◆ EXERCISE DIRECTIONS
Return the data exactly, with all pictures removed.

::: ENTRIES SUPPLIED :::

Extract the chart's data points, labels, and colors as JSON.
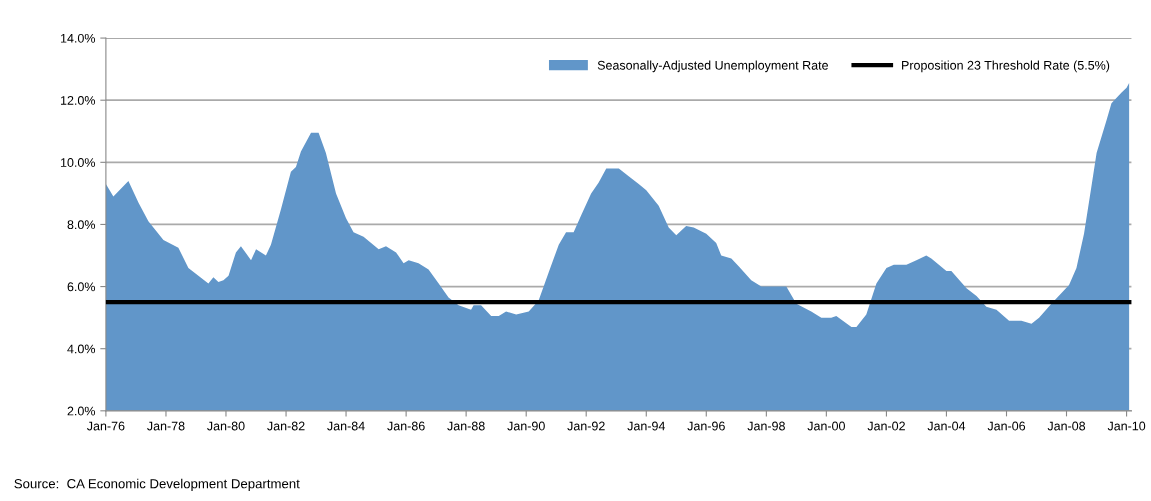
{
  "chart_data": {
    "type": "area",
    "x": [
      "1976-01",
      "1976-04",
      "1976-10",
      "1977-02",
      "1977-06",
      "1977-12",
      "1978-06",
      "1978-10",
      "1979-06",
      "1979-08",
      "1979-10",
      "1979-12",
      "1980-02",
      "1980-05",
      "1980-07",
      "1980-11",
      "1981-01",
      "1981-05",
      "1981-07",
      "1981-11",
      "1982-03",
      "1982-05",
      "1982-07",
      "1982-11",
      "1983-02",
      "1983-05",
      "1983-09",
      "1984-01",
      "1984-04",
      "1984-08",
      "1985-02",
      "1985-05",
      "1985-09",
      "1985-12",
      "1986-02",
      "1986-06",
      "1986-10",
      "1987-02",
      "1987-06",
      "1987-10",
      "1988-03",
      "1988-04",
      "1988-07",
      "1988-11",
      "1989-02",
      "1989-05",
      "1989-09",
      "1990-02",
      "1990-06",
      "1990-10",
      "1991-02",
      "1991-05",
      "1991-08",
      "1991-11",
      "1992-03",
      "1992-06",
      "1992-09",
      "1993-02",
      "1993-06",
      "1993-10",
      "1994-01",
      "1994-06",
      "1994-10",
      "1995-01",
      "1995-05",
      "1995-08",
      "1996-01",
      "1996-05",
      "1996-07",
      "1996-11",
      "1997-02",
      "1997-07",
      "1997-11",
      "1998-03",
      "1998-09",
      "1999-01",
      "1999-07",
      "1999-11",
      "2000-03",
      "2000-05",
      "2000-11",
      "2001-01",
      "2001-05",
      "2001-09",
      "2002-01",
      "2002-04",
      "2002-09",
      "2003-01",
      "2003-05",
      "2003-07",
      "2004-01",
      "2004-03",
      "2004-09",
      "2005-01",
      "2005-05",
      "2005-09",
      "2006-02",
      "2006-07",
      "2006-11",
      "2007-02",
      "2007-07",
      "2008-02",
      "2008-05",
      "2008-08",
      "2008-11",
      "2009-01",
      "2009-05",
      "2009-07",
      "2009-11",
      "2010-01",
      "2010-02"
    ],
    "series": [
      {
        "name": "Seasonally-Adjusted Unemployment Rate",
        "color": "#6196c9",
        "values": [
          9.3,
          8.9,
          9.4,
          8.7,
          8.1,
          7.5,
          7.25,
          6.6,
          6.1,
          6.3,
          6.15,
          6.2,
          6.35,
          7.1,
          7.3,
          6.85,
          7.2,
          7.0,
          7.35,
          8.5,
          9.7,
          9.85,
          10.35,
          10.95,
          10.95,
          10.3,
          9.0,
          8.2,
          7.75,
          7.6,
          7.2,
          7.3,
          7.1,
          6.75,
          6.85,
          6.75,
          6.55,
          6.1,
          5.65,
          5.4,
          5.25,
          5.4,
          5.4,
          5.05,
          5.05,
          5.2,
          5.1,
          5.2,
          5.55,
          6.45,
          7.35,
          7.75,
          7.75,
          8.3,
          9.0,
          9.35,
          9.8,
          9.8,
          9.55,
          9.3,
          9.1,
          8.6,
          7.9,
          7.65,
          7.95,
          7.9,
          7.7,
          7.4,
          7.0,
          6.9,
          6.65,
          6.2,
          6.0,
          6.0,
          6.0,
          5.45,
          5.2,
          5.0,
          5.0,
          5.05,
          4.7,
          4.7,
          5.1,
          6.1,
          6.6,
          6.7,
          6.7,
          6.85,
          7.0,
          6.9,
          6.5,
          6.5,
          5.95,
          5.7,
          5.35,
          5.25,
          4.9,
          4.9,
          4.8,
          5.0,
          5.45,
          6.05,
          6.6,
          7.7,
          9.25,
          10.3,
          11.35,
          11.9,
          12.25,
          12.4,
          12.55
        ]
      }
    ],
    "ref_lines": [
      {
        "axis": "y",
        "value": 5.5,
        "label": "Proposition 23 Threshold Rate (5.5%)",
        "color": "#000000",
        "line_style": "solid"
      }
    ],
    "ylim": [
      2,
      14
    ],
    "yticks": [
      {
        "value": 2,
        "label": "2.0%"
      },
      {
        "value": 4,
        "label": "4.0%"
      },
      {
        "value": 6,
        "label": "6.0%"
      },
      {
        "value": 8,
        "label": "8.0%"
      },
      {
        "value": 10,
        "label": "10.0%"
      },
      {
        "value": 12,
        "label": "12.0%"
      },
      {
        "value": 14,
        "label": "14.0%"
      }
    ],
    "xlim": [
      "1976-01",
      "2010-03"
    ],
    "xticks": [
      {
        "value": "1976-01",
        "label": "Jan-76"
      },
      {
        "value": "1978-01",
        "label": "Jan-78"
      },
      {
        "value": "1980-01",
        "label": "Jan-80"
      },
      {
        "value": "1982-01",
        "label": "Jan-82"
      },
      {
        "value": "1984-01",
        "label": "Jan-84"
      },
      {
        "value": "1986-01",
        "label": "Jan-86"
      },
      {
        "value": "1988-01",
        "label": "Jan-88"
      },
      {
        "value": "1990-01",
        "label": "Jan-90"
      },
      {
        "value": "1992-01",
        "label": "Jan-92"
      },
      {
        "value": "1994-01",
        "label": "Jan-94"
      },
      {
        "value": "1996-01",
        "label": "Jan-96"
      },
      {
        "value": "1998-01",
        "label": "Jan-98"
      },
      {
        "value": "2000-01",
        "label": "Jan-00"
      },
      {
        "value": "2002-01",
        "label": "Jan-02"
      },
      {
        "value": "2004-01",
        "label": "Jan-04"
      },
      {
        "value": "2006-01",
        "label": "Jan-06"
      },
      {
        "value": "2008-01",
        "label": "Jan-08"
      },
      {
        "value": "2010-01",
        "label": "Jan-10"
      }
    ],
    "grid": "y",
    "legend": "top right",
    "annotations": [
      "Source:  CA Economic Development Department"
    ]
  }
}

:::

◆ OUTPUT OF THE TASK
Extract the chart's data points, labels, and colors as JSON.
{
  "chart_data": {
    "type": "area",
    "x": [
      "1976-01",
      "1976-04",
      "1976-10",
      "1977-02",
      "1977-06",
      "1977-12",
      "1978-06",
      "1978-10",
      "1979-06",
      "1979-08",
      "1979-10",
      "1979-12",
      "1980-02",
      "1980-05",
      "1980-07",
      "1980-11",
      "1981-01",
      "1981-05",
      "1981-07",
      "1981-11",
      "1982-03",
      "1982-05",
      "1982-07",
      "1982-11",
      "1983-02",
      "1983-05",
      "1983-09",
      "1984-01",
      "1984-04",
      "1984-08",
      "1985-02",
      "1985-05",
      "1985-09",
      "1985-12",
      "1986-02",
      "1986-06",
      "1986-10",
      "1987-02",
      "1987-06",
      "1987-10",
      "1988-03",
      "1988-04",
      "1988-07",
      "1988-11",
      "1989-02",
      "1989-05",
      "1989-09",
      "1990-02",
      "1990-06",
      "1990-10",
      "1991-02",
      "1991-05",
      "1991-08",
      "1991-11",
      "1992-03",
      "1992-06",
      "1992-09",
      "1993-02",
      "1993-06",
      "1993-10",
      "1994-01",
      "1994-06",
      "1994-10",
      "1995-01",
      "1995-05",
      "1995-08",
      "1996-01",
      "1996-05",
      "1996-07",
      "1996-11",
      "1997-02",
      "1997-07",
      "1997-11",
      "1998-03",
      "1998-09",
      "1999-01",
      "1999-07",
      "1999-11",
      "2000-03",
      "2000-05",
      "2000-11",
      "2001-01",
      "2001-05",
      "2001-09",
      "2002-01",
      "2002-04",
      "2002-09",
      "2003-01",
      "2003-05",
      "2003-07",
      "2004-01",
      "2004-03",
      "2004-09",
      "2005-01",
      "2005-05",
      "2005-09",
      "2006-02",
      "2006-07",
      "2006-11",
      "2007-02",
      "2007-07",
      "2008-02",
      "2008-05",
      "2008-08",
      "2008-11",
      "2009-01",
      "2009-05",
      "2009-07",
      "2009-11",
      "2010-01",
      "2010-02"
    ],
    "series": [
      {
        "name": "Seasonally-Adjusted Unemployment Rate",
        "color": "#6196c9",
        "values": [
          9.3,
          8.9,
          9.4,
          8.7,
          8.1,
          7.5,
          7.25,
          6.6,
          6.1,
          6.3,
          6.15,
          6.2,
          6.35,
          7.1,
          7.3,
          6.85,
          7.2,
          7.0,
          7.35,
          8.5,
          9.7,
          9.85,
          10.35,
          10.95,
          10.95,
          10.3,
          9.0,
          8.2,
          7.75,
          7.6,
          7.2,
          7.3,
          7.1,
          6.75,
          6.85,
          6.75,
          6.55,
          6.1,
          5.65,
          5.4,
          5.25,
          5.4,
          5.4,
          5.05,
          5.05,
          5.2,
          5.1,
          5.2,
          5.55,
          6.45,
          7.35,
          7.75,
          7.75,
          8.3,
          9.0,
          9.35,
          9.8,
          9.8,
          9.55,
          9.3,
          9.1,
          8.6,
          7.9,
          7.65,
          7.95,
          7.9,
          7.7,
          7.4,
          7.0,
          6.9,
          6.65,
          6.2,
          6.0,
          6.0,
          6.0,
          5.45,
          5.2,
          5.0,
          5.0,
          5.05,
          4.7,
          4.7,
          5.1,
          6.1,
          6.6,
          6.7,
          6.7,
          6.85,
          7.0,
          6.9,
          6.5,
          6.5,
          5.95,
          5.7,
          5.35,
          5.25,
          4.9,
          4.9,
          4.8,
          5.0,
          5.45,
          6.05,
          6.6,
          7.7,
          9.25,
          10.3,
          11.35,
          11.9,
          12.25,
          12.4,
          12.55
        ]
      }
    ],
    "ref_lines": [
      {
        "axis": "y",
        "value": 5.5,
        "label": "Proposition 23 Threshold Rate (5.5%)",
        "color": "#000000",
        "line_style": "solid"
      }
    ],
    "ylim": [
      2,
      14
    ],
    "yticks": [
      {
        "value": 2,
        "label": "2.0%"
      },
      {
        "value": 4,
        "label": "4.0%"
      },
      {
        "value": 6,
        "label": "6.0%"
      },
      {
        "value": 8,
        "label": "8.0%"
      },
      {
        "value": 10,
        "label": "10.0%"
      },
      {
        "value": 12,
        "label": "12.0%"
      },
      {
        "value": 14,
        "label": "14.0%"
      }
    ],
    "xlim": [
      "1976-01",
      "2010-03"
    ],
    "xticks": [
      {
        "value": "1976-01",
        "label": "Jan-76"
      },
      {
        "value": "1978-01",
        "label": "Jan-78"
      },
      {
        "value": "1980-01",
        "label": "Jan-80"
      },
      {
        "value": "1982-01",
        "label": "Jan-82"
      },
      {
        "value": "1984-01",
        "label": "Jan-84"
      },
      {
        "value": "1986-01",
        "label": "Jan-86"
      },
      {
        "value": "1988-01",
        "label": "Jan-88"
      },
      {
        "value": "1990-01",
        "label": "Jan-90"
      },
      {
        "value": "1992-01",
        "label": "Jan-92"
      },
      {
        "value": "1994-01",
        "label": "Jan-94"
      },
      {
        "value": "1996-01",
        "label": "Jan-96"
      },
      {
        "value": "1998-01",
        "label": "Jan-98"
      },
      {
        "value": "2000-01",
        "label": "Jan-00"
      },
      {
        "value": "2002-01",
        "label": "Jan-02"
      },
      {
        "value": "2004-01",
        "label": "Jan-04"
      },
      {
        "value": "2006-01",
        "label": "Jan-06"
      },
      {
        "value": "2008-01",
        "label": "Jan-08"
      },
      {
        "value": "2010-01",
        "label": "Jan-10"
      }
    ],
    "grid": "y",
    "legend": "top right",
    "annotations": [
      "Source:  CA Economic Development Department"
    ]
  }
}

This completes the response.